+++ Extracted data

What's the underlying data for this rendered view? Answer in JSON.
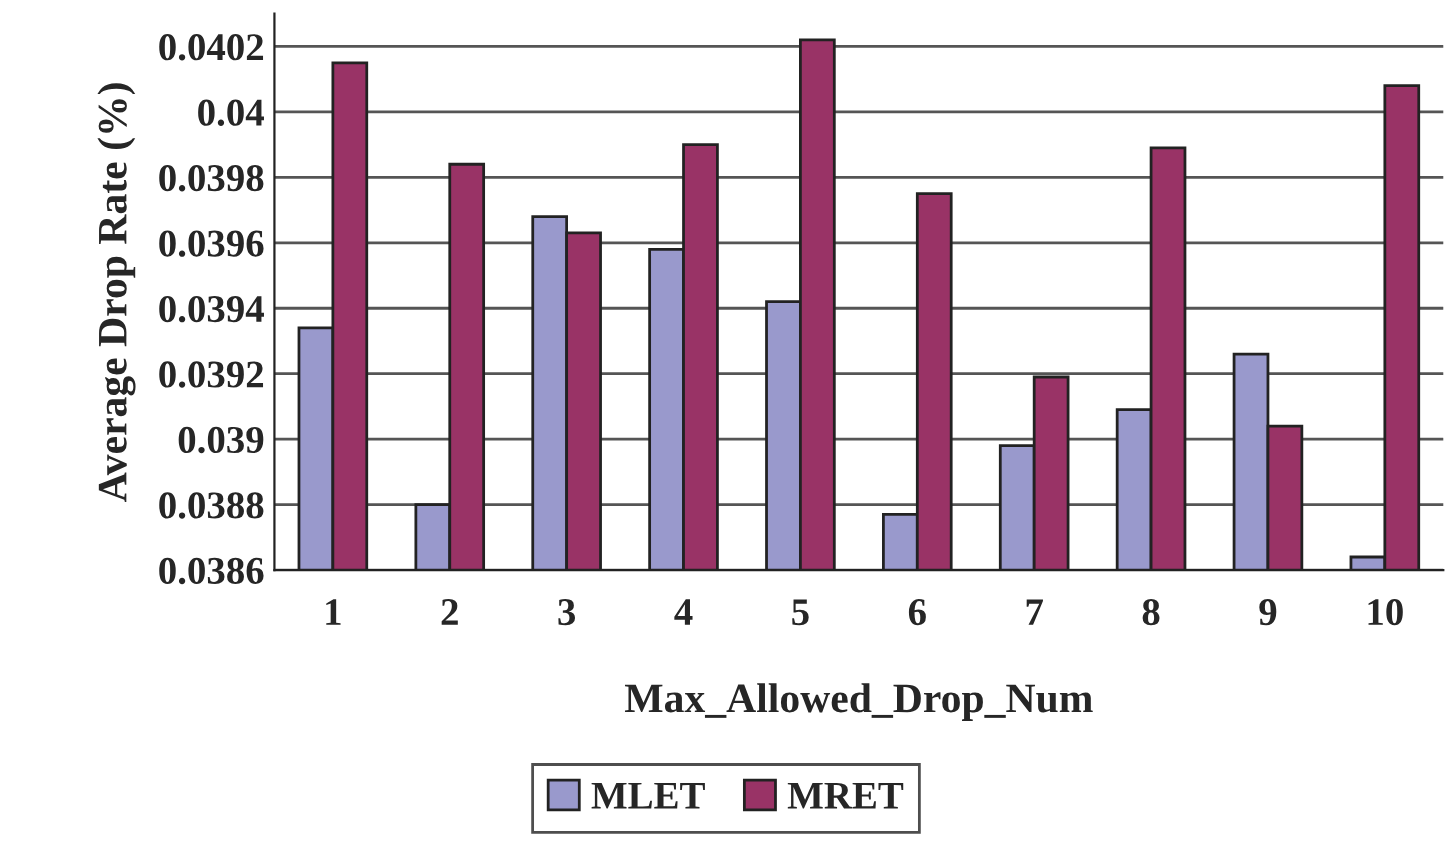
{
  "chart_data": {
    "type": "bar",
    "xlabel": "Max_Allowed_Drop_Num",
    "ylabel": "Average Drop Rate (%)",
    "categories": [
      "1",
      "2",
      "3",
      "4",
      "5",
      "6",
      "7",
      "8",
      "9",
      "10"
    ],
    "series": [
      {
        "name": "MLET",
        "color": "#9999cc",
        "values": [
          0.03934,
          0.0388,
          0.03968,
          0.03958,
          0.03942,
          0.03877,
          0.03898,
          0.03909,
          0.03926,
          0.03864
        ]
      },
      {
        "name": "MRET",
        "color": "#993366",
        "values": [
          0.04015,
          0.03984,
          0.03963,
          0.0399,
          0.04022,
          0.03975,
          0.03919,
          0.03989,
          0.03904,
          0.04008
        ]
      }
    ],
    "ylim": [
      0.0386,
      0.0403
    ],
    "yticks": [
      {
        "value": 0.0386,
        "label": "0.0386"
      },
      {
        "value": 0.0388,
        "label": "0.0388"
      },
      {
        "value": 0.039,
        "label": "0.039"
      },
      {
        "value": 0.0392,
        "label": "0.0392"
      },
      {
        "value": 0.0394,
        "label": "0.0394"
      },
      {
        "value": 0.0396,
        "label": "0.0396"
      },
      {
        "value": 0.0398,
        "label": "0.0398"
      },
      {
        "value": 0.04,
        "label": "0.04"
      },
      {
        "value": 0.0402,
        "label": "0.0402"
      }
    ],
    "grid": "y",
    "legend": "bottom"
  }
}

++++++
+++ Extracted data

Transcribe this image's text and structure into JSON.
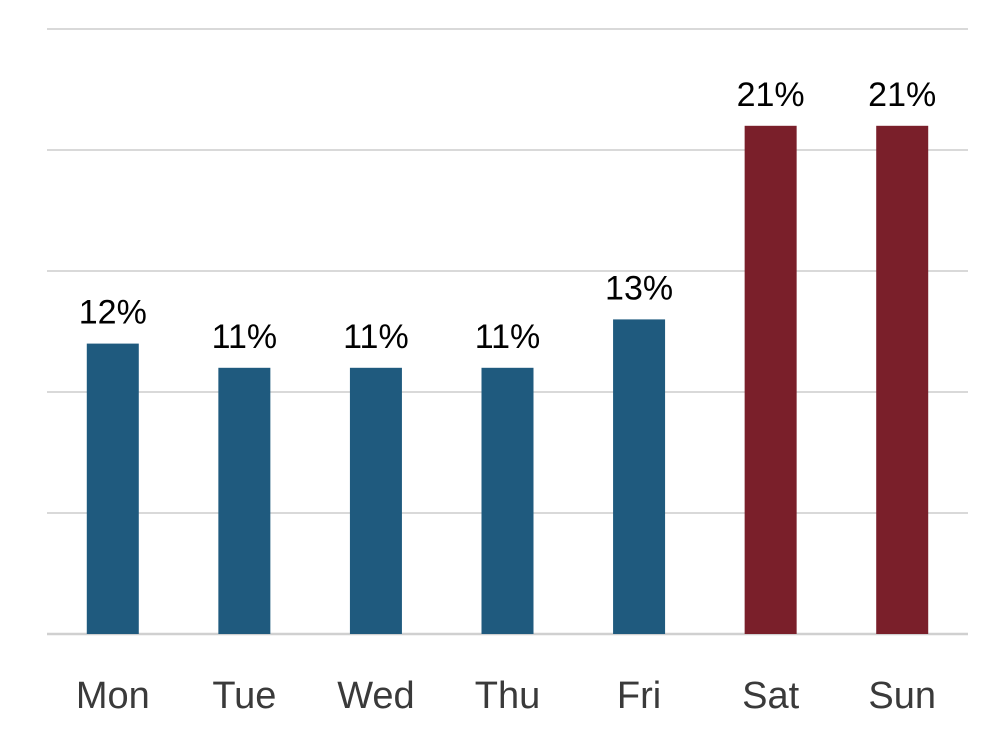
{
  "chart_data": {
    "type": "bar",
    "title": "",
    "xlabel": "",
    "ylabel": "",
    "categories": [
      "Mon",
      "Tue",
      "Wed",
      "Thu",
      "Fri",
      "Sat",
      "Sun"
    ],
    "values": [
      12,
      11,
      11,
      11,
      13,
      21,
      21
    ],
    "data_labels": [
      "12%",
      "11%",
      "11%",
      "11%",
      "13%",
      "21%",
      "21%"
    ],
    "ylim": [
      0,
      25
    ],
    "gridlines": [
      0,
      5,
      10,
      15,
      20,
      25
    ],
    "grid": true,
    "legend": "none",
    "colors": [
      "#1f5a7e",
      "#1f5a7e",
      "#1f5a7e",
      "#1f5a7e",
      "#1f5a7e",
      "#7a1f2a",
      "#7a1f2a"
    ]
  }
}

++++++
+++ Extracted data

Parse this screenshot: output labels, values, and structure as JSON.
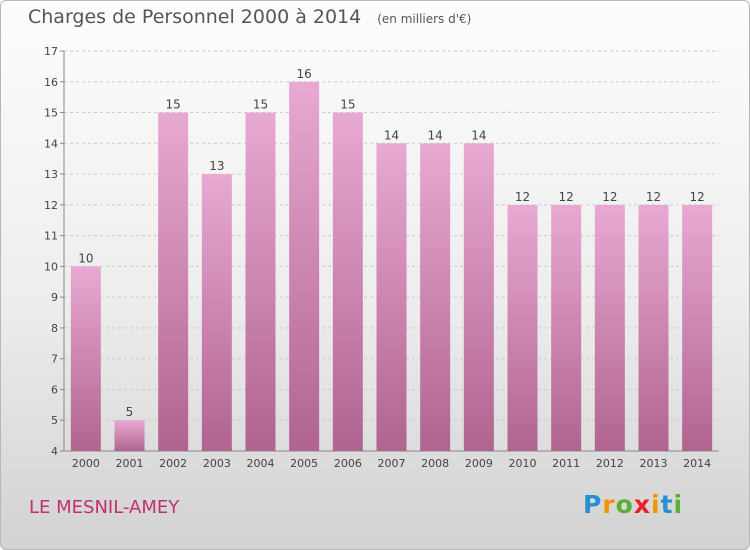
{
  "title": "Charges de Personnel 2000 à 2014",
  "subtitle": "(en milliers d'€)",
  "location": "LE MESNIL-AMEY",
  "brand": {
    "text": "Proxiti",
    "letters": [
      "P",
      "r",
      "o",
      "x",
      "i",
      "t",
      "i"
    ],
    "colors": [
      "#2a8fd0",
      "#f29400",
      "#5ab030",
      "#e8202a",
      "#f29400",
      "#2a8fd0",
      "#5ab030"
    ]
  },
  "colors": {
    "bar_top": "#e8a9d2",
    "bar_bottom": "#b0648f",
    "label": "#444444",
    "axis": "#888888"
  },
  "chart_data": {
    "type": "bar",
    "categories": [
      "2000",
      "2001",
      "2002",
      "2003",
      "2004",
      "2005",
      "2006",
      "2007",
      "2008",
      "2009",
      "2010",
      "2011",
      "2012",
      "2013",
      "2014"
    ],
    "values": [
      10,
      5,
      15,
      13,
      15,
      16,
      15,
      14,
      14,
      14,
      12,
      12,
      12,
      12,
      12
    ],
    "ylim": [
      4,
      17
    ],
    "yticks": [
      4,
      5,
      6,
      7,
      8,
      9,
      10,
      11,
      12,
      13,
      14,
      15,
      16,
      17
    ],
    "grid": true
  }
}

++++++

Only lines with the word "this" should be collected from the material.

=== Complete response ===
What's the underlying data for this rendered view? Answer in JSON.
Transcribe this image's text and structure into JSON.
Parse this screenshot: output labels, values, and structure as JSON.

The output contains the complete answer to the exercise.